> Given problem:
Only a number is wanted here: the number of lines of the data that include "шертіңдер".

##### Data supplied

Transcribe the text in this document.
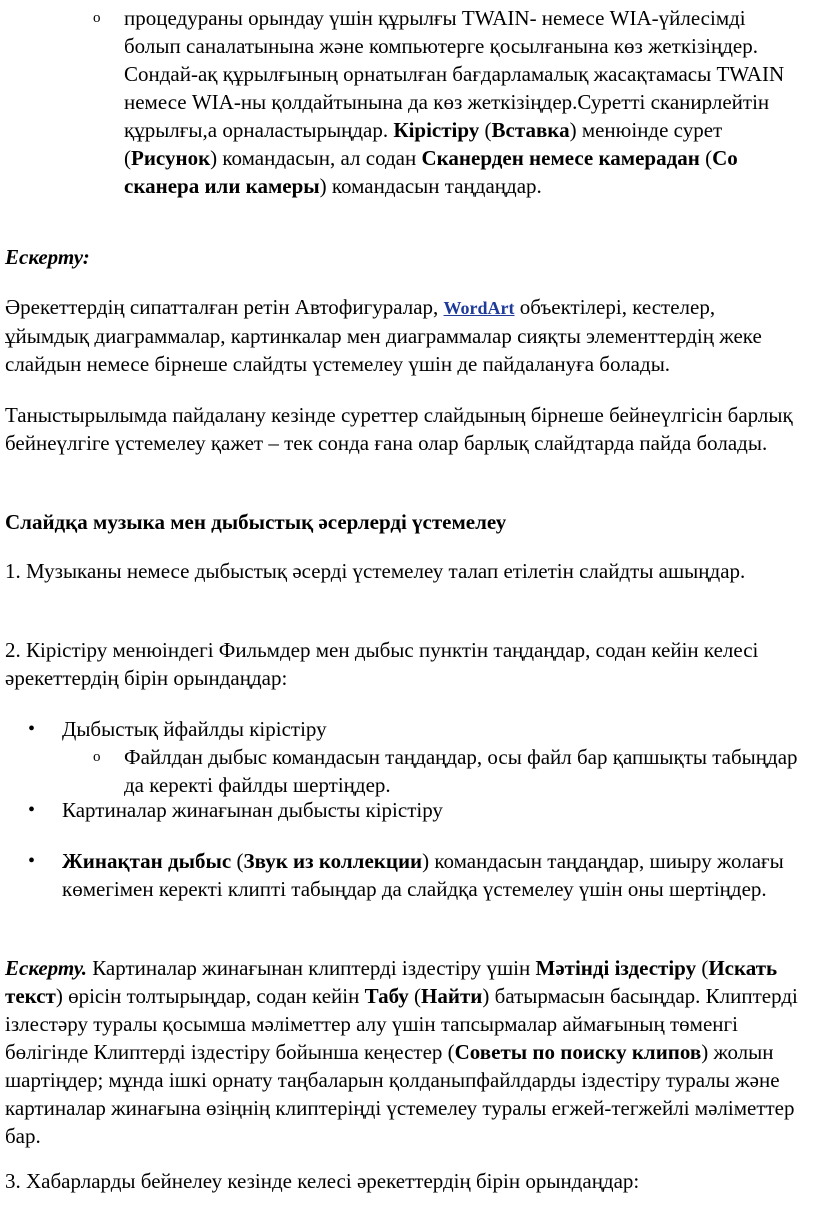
o процедураны орындау үшін құрылғы TWAIN- немесе WIA-үйлесімді болып саналатынына және компьютерге қосылғанына көз жеткізіңдер. Сондай-ақ құрылғының орнатылған бағдарламалық жасақтамасы TWAIN немесе WIA-ны қолдайтынына да көз жеткізіңдер.Суретті сканирлейтін құрылғы,а орналастырыңдар. Кірістіру (Вставка) менюінде сурет (Рисунок) командасын, ал содан Сканерден немесе камерадан (Со сканера или камеры) командасын таңдаңдар.

Ескерту:

Әрекеттердің сипатталған ретін Автофигуралар, WordArt объектілері, кестелер, ұйымдық диаграммалар, картинкалар мен диаграммалар сияқты элементтердің жеке слайдын немесе бірнеше слайдты үстемелеу үшін де пайдалануға болады.

Таныстырылымда пайдалану кезінде суреттер слайдының бірнеше бейнеүлгісін барлық бейнеүлгіге үстемелеу қажет – тек сонда ғана олар барлық слайдтарда пайда болады.

Слайдқа музыка мен дыбыстық әсерлерді үстемелеу

1. Музыканы немесе дыбыстық әсерді үстемелеу талап етілетін слайдты ашыңдар.

2. Кірістіру менюіндегі Фильмдер мен дыбыс пунктін таңдаңдар, содан кейін келесі әрекеттердің бірін орындаңдар:

• Дыбыстық йфайлды кірістіру

o Файлдан дыбыс командасын таңдаңдар, осы файл бар қапшықты табыңдар да керекті файлды шертіңдер.

• Картиналар жинағынан дыбысты кірістіру

• Жинақтан дыбыс (Звук из коллекции) командасын таңдаңдар, шиыру жолағы көмегімен керекті клипті табыңдар да слайдқа үстемелеу үшін оны шертіңдер.

Ескерту. Картиналар жинағынан клиптерді іздестіру үшін Мәтінді іздестіру (Искать текст) өрісін толтырыңдар, содан кейін Табу (Найти) батырмасын басыңдар. Клиптерді ізлестәру туралы қосымша мәліметтер алу үшін тапсырмалар аймағының төменгі бөлігінде Клиптерді іздестіру бойынша кеңестер (Советы по поиску клипов) жолын шартіңдер; мұнда ішкі орнату таңбаларын қолданыпфайлдарды іздестіру туралы және картиналар жинағына өзіңнің клиптеріңді үстемелеу туралы егжей-тегжейлі мәліметтер бар.

3. Хабарларды бейнелеу кезінде келесі әрекеттердің бірін орындаңдар:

##########

> Exercise result:
2